--- Supplied material ---
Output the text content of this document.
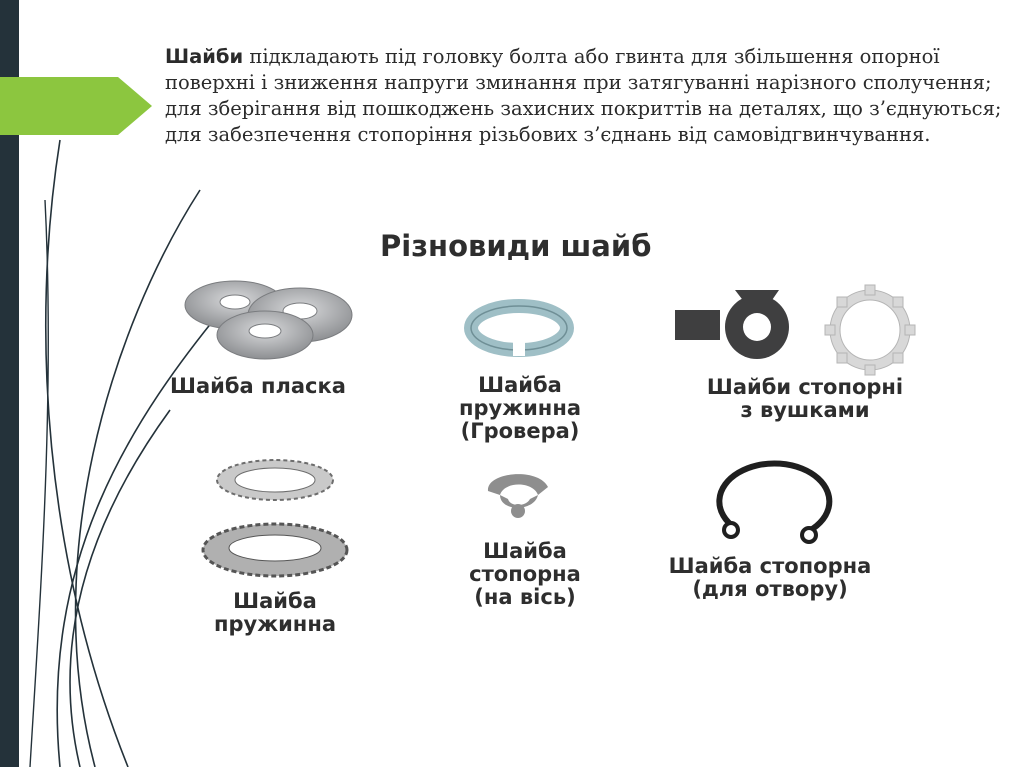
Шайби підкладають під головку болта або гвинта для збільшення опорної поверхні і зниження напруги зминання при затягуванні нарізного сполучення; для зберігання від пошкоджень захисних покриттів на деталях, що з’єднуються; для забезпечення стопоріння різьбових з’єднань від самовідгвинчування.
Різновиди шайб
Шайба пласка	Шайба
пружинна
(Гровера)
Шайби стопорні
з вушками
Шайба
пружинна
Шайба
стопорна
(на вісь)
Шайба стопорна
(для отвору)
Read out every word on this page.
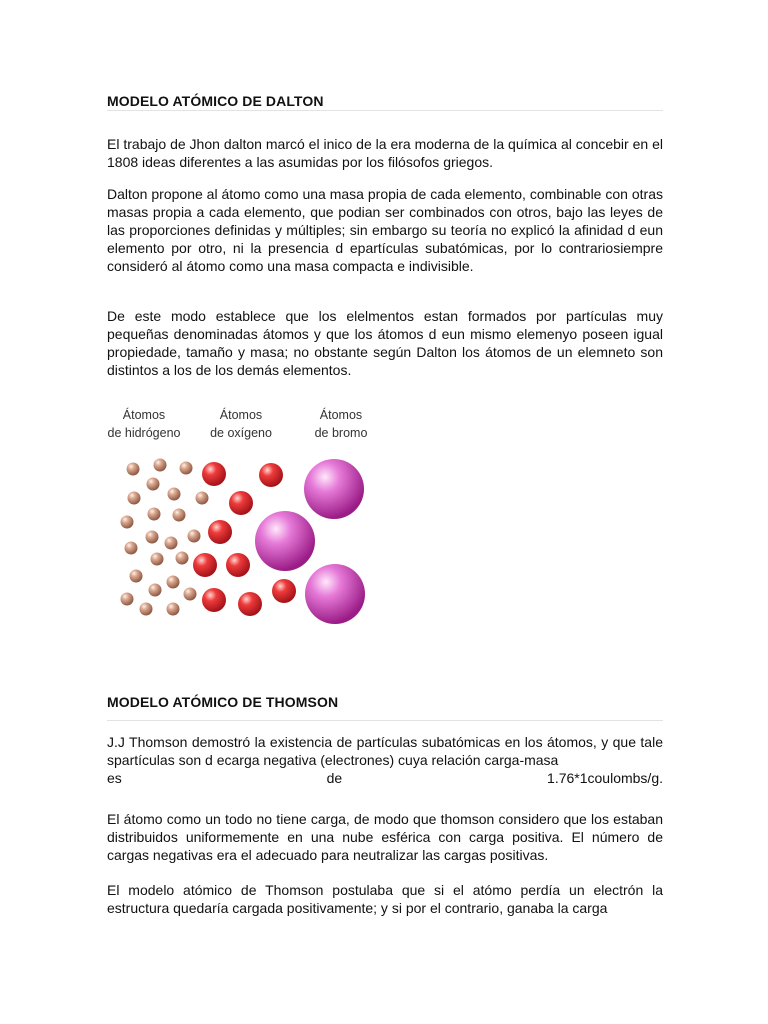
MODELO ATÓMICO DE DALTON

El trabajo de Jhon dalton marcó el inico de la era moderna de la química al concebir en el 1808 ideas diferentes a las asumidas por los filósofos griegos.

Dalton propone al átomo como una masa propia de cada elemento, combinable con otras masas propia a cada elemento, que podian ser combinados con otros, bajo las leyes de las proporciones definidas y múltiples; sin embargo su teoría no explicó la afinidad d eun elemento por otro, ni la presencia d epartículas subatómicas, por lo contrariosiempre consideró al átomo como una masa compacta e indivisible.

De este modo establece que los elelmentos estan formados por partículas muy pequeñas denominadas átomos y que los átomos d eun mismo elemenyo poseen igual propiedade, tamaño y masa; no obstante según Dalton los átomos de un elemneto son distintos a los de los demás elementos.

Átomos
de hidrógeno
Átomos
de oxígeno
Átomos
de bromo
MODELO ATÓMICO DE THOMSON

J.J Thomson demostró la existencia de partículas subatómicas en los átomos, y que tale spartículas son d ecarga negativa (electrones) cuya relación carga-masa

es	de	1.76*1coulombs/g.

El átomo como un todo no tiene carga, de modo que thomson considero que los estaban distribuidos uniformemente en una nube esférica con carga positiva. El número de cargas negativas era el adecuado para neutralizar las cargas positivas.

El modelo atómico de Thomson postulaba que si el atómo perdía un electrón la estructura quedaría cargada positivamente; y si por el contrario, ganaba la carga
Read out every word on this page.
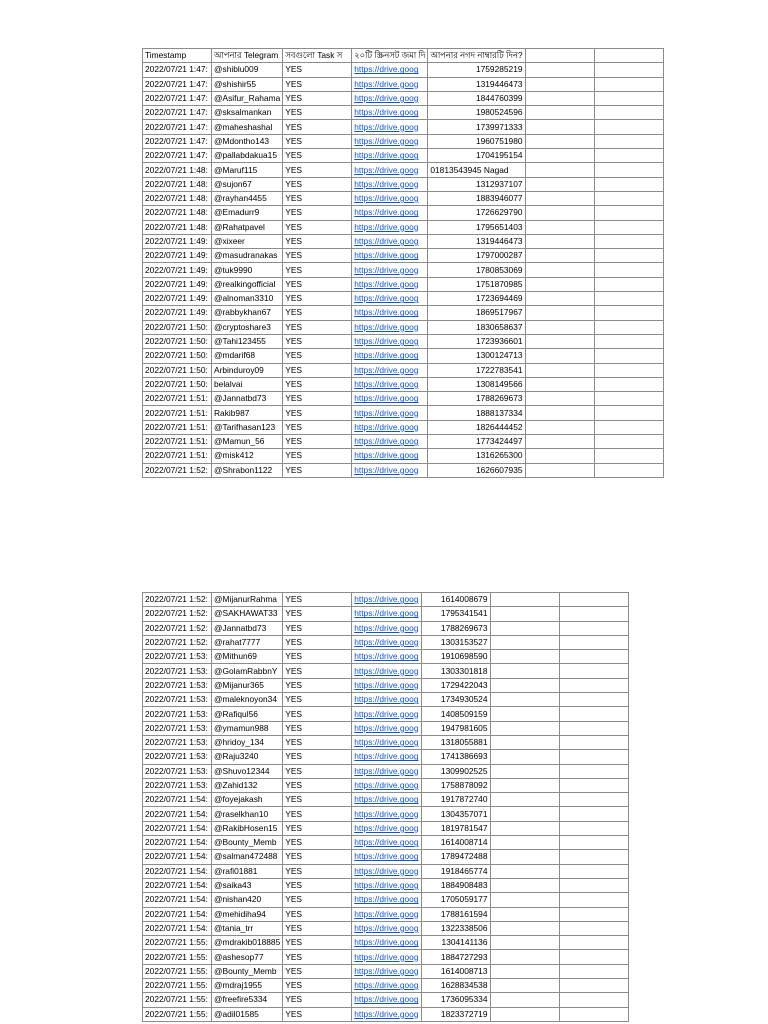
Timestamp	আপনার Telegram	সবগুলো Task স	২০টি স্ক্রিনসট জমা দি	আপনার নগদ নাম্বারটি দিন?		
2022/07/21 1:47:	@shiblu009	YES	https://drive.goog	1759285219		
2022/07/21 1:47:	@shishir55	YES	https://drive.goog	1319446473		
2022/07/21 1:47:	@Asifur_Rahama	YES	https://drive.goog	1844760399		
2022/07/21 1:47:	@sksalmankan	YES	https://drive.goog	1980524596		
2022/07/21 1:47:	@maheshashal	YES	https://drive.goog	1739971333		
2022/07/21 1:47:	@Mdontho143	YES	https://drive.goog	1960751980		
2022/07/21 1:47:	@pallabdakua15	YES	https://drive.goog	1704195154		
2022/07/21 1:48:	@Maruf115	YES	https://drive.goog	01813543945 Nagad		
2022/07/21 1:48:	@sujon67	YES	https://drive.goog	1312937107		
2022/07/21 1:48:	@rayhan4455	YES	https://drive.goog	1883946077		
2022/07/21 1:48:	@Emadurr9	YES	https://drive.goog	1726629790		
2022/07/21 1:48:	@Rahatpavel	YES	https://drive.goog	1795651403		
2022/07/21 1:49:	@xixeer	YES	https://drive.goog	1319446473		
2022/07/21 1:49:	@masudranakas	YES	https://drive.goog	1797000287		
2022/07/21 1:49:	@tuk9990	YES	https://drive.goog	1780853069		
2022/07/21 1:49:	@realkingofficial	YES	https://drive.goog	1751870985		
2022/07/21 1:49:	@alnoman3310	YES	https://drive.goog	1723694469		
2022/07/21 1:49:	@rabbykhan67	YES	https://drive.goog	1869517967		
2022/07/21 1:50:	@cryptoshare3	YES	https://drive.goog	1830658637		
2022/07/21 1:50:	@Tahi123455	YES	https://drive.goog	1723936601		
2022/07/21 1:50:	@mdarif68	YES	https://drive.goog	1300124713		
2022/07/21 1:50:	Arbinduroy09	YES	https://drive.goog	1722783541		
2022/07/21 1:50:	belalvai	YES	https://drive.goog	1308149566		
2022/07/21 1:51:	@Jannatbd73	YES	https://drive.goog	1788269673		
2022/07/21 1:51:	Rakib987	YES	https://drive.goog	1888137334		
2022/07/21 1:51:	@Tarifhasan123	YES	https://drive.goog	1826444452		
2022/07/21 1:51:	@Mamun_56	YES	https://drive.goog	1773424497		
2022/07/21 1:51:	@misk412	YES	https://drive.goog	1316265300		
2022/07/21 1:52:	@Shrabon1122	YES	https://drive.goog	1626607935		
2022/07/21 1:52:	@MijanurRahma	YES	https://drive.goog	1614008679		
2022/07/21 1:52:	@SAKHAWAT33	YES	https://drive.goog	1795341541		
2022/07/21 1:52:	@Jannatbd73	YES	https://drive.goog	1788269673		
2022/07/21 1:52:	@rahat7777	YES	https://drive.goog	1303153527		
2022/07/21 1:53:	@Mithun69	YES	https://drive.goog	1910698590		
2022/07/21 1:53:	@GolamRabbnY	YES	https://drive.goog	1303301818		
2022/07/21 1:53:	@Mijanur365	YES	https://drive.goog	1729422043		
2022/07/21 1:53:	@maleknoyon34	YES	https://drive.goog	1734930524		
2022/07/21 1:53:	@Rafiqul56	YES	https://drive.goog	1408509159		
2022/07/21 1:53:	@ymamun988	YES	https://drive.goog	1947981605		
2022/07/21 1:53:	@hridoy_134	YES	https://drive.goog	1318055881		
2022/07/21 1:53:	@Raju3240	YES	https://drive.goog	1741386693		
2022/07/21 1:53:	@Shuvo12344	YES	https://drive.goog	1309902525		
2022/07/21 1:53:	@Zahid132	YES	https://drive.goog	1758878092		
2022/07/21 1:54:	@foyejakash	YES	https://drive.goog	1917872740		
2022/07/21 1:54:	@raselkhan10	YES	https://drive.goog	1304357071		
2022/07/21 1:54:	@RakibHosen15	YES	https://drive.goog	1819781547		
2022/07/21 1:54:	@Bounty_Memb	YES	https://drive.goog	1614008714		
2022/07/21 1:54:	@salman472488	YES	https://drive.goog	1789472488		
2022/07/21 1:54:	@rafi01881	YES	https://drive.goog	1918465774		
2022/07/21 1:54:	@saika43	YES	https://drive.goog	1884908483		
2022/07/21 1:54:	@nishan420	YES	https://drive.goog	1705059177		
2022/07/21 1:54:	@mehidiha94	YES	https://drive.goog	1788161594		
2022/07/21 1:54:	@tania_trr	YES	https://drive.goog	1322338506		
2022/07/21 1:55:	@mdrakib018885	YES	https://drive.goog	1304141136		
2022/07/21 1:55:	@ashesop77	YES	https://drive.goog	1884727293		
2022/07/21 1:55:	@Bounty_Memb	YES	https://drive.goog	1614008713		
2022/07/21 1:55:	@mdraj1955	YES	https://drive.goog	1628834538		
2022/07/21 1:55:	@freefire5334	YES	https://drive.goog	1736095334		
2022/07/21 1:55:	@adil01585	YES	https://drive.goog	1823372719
---
Objective
Copy out all of the material exactly as written, without its pictures.

Finished answer
Output the text content of this document.
Шайби підкладають під головку болта або гвинта для збільшення опорної поверхні і зниження напруги зминання при затягуванні нарізного сполучення; для зберігання від пошкоджень захисних покриттів на деталях, що з’єднуються; для забезпечення стопоріння різьбових з’єднань від самовідгвинчування.
Різновиди шайб
Шайба пласка	Шайба
пружинна
(Гровера)
Шайби стопорні
з вушками
Шайба
пружинна
Шайба
стопорна
(на вісь)
Шайба стопорна
(для отвору)
Read out every word on this page.
MODELO ATÓMICO DE DALTON

El trabajo de Jhon dalton marcó el inico de la era moderna de la química al concebir en el 1808 ideas diferentes a las asumidas por los filósofos griegos.

Dalton propone al átomo como una masa propia de cada elemento, combinable con otras masas propia a cada elemento, que podian ser combinados con otros, bajo las leyes de las proporciones definidas y múltiples; sin embargo su teoría no explicó la afinidad d eun elemento por otro, ni la presencia d epartículas subatómicas, por lo contrariosiempre consideró al átomo como una masa compacta e indivisible.

De este modo establece que los elelmentos estan formados por partículas muy pequeñas denominadas átomos y que los átomos d eun mismo elemenyo poseen igual propiedade, tamaño y masa; no obstante según Dalton los átomos de un elemneto son distintos a los de los demás elementos.

Átomos
de hidrógeno
Átomos
de oxígeno
Átomos
de bromo
MODELO ATÓMICO DE THOMSON

J.J Thomson demostró la existencia de partículas subatómicas en los átomos, y que tale spartículas son d ecarga negativa (electrones) cuya relación carga-masa

es	de	1.76*1coulombs/g.

El átomo como un todo no tiene carga, de modo que thomson considero que los estaban distribuidos uniformemente en una nube esférica con carga positiva. El número de cargas negativas era el adecuado para neutralizar las cargas positivas.

El modelo atómico de Thomson postulaba que si el atómo perdía un electrón la estructura quedaría cargada positivamente; y si por el contrario, ganaba la carga
Read out every word on this page.
Timestamp	আপনার Telegram	সবগুলো Task স	২০টি স্ক্রিনসট জমা দি	আপনার নগদ নাম্বারটি দিন?		
2022/07/21 1:47:	@shiblu009	YES	https://drive.goog	1759285219		
2022/07/21 1:47:	@shishir55	YES	https://drive.goog	1319446473		
2022/07/21 1:47:	@Asifur_Rahama	YES	https://drive.goog	1844760399		
2022/07/21 1:47:	@sksalmankan	YES	https://drive.goog	1980524596		
2022/07/21 1:47:	@maheshashal	YES	https://drive.goog	1739971333		
2022/07/21 1:47:	@Mdontho143	YES	https://drive.goog	1960751980		
2022/07/21 1:47:	@pallabdakua15	YES	https://drive.goog	1704195154		
2022/07/21 1:48:	@Maruf115	YES	https://drive.goog	01813543945 Nagad		
2022/07/21 1:48:	@sujon67	YES	https://drive.goog	1312937107		
2022/07/21 1:48:	@rayhan4455	YES	https://drive.goog	1883946077		
2022/07/21 1:48:	@Emadurr9	YES	https://drive.goog	1726629790		
2022/07/21 1:48:	@Rahatpavel	YES	https://drive.goog	1795651403		
2022/07/21 1:49:	@xixeer	YES	https://drive.goog	1319446473		
2022/07/21 1:49:	@masudranakas	YES	https://drive.goog	1797000287		
2022/07/21 1:49:	@tuk9990	YES	https://drive.goog	1780853069		
2022/07/21 1:49:	@realkingofficial	YES	https://drive.goog	1751870985		
2022/07/21 1:49:	@alnoman3310	YES	https://drive.goog	1723694469		
2022/07/21 1:49:	@rabbykhan67	YES	https://drive.goog	1869517967		
2022/07/21 1:50:	@cryptoshare3	YES	https://drive.goog	1830658637		
2022/07/21 1:50:	@Tahi123455	YES	https://drive.goog	1723936601		
2022/07/21 1:50:	@mdarif68	YES	https://drive.goog	1300124713		
2022/07/21 1:50:	Arbinduroy09	YES	https://drive.goog	1722783541		
2022/07/21 1:50:	belalvai	YES	https://drive.goog	1308149566		
2022/07/21 1:51:	@Jannatbd73	YES	https://drive.goog	1788269673		
2022/07/21 1:51:	Rakib987	YES	https://drive.goog	1888137334		
2022/07/21 1:51:	@Tarifhasan123	YES	https://drive.goog	1826444452		
2022/07/21 1:51:	@Mamun_56	YES	https://drive.goog	1773424497		
2022/07/21 1:51:	@misk412	YES	https://drive.goog	1316265300		
2022/07/21 1:52:	@Shrabon1122	YES	https://drive.goog	1626607935		
2022/07/21 1:52:	@MijanurRahma	YES	https://drive.goog	1614008679		
2022/07/21 1:52:	@SAKHAWAT33	YES	https://drive.goog	1795341541		
2022/07/21 1:52:	@Jannatbd73	YES	https://drive.goog	1788269673		
2022/07/21 1:52:	@rahat7777	YES	https://drive.goog	1303153527		
2022/07/21 1:53:	@Mithun69	YES	https://drive.goog	1910698590		
2022/07/21 1:53:	@GolamRabbnY	YES	https://drive.goog	1303301818		
2022/07/21 1:53:	@Mijanur365	YES	https://drive.goog	1729422043		
2022/07/21 1:53:	@maleknoyon34	YES	https://drive.goog	1734930524		
2022/07/21 1:53:	@Rafiqul56	YES	https://drive.goog	1408509159		
2022/07/21 1:53:	@ymamun988	YES	https://drive.goog	1947981605		
2022/07/21 1:53:	@hridoy_134	YES	https://drive.goog	1318055881		
2022/07/21 1:53:	@Raju3240	YES	https://drive.goog	1741386693		
2022/07/21 1:53:	@Shuvo12344	YES	https://drive.goog	1309902525		
2022/07/21 1:53:	@Zahid132	YES	https://drive.goog	1758878092		
2022/07/21 1:54:	@foyejakash	YES	https://drive.goog	1917872740		
2022/07/21 1:54:	@raselkhan10	YES	https://drive.goog	1304357071		
2022/07/21 1:54:	@RakibHosen15	YES	https://drive.goog	1819781547		
2022/07/21 1:54:	@Bounty_Memb	YES	https://drive.goog	1614008714		
2022/07/21 1:54:	@salman472488	YES	https://drive.goog	1789472488		
2022/07/21 1:54:	@rafi01881	YES	https://drive.goog	1918465774		
2022/07/21 1:54:	@saika43	YES	https://drive.goog	1884908483		
2022/07/21 1:54:	@nishan420	YES	https://drive.goog	1705059177		
2022/07/21 1:54:	@mehidiha94	YES	https://drive.goog	1788161594		
2022/07/21 1:54:	@tania_trr	YES	https://drive.goog	1322338506		
2022/07/21 1:55:	@mdrakib018885	YES	https://drive.goog	1304141136		
2022/07/21 1:55:	@ashesop77	YES	https://drive.goog	1884727293		
2022/07/21 1:55:	@Bounty_Memb	YES	https://drive.goog	1614008713		
2022/07/21 1:55:	@mdraj1955	YES	https://drive.goog	1628834538		
2022/07/21 1:55:	@freefire5334	YES	https://drive.goog	1736095334		
2022/07/21 1:55:	@adil01585	YES	https://drive.goog	1823372719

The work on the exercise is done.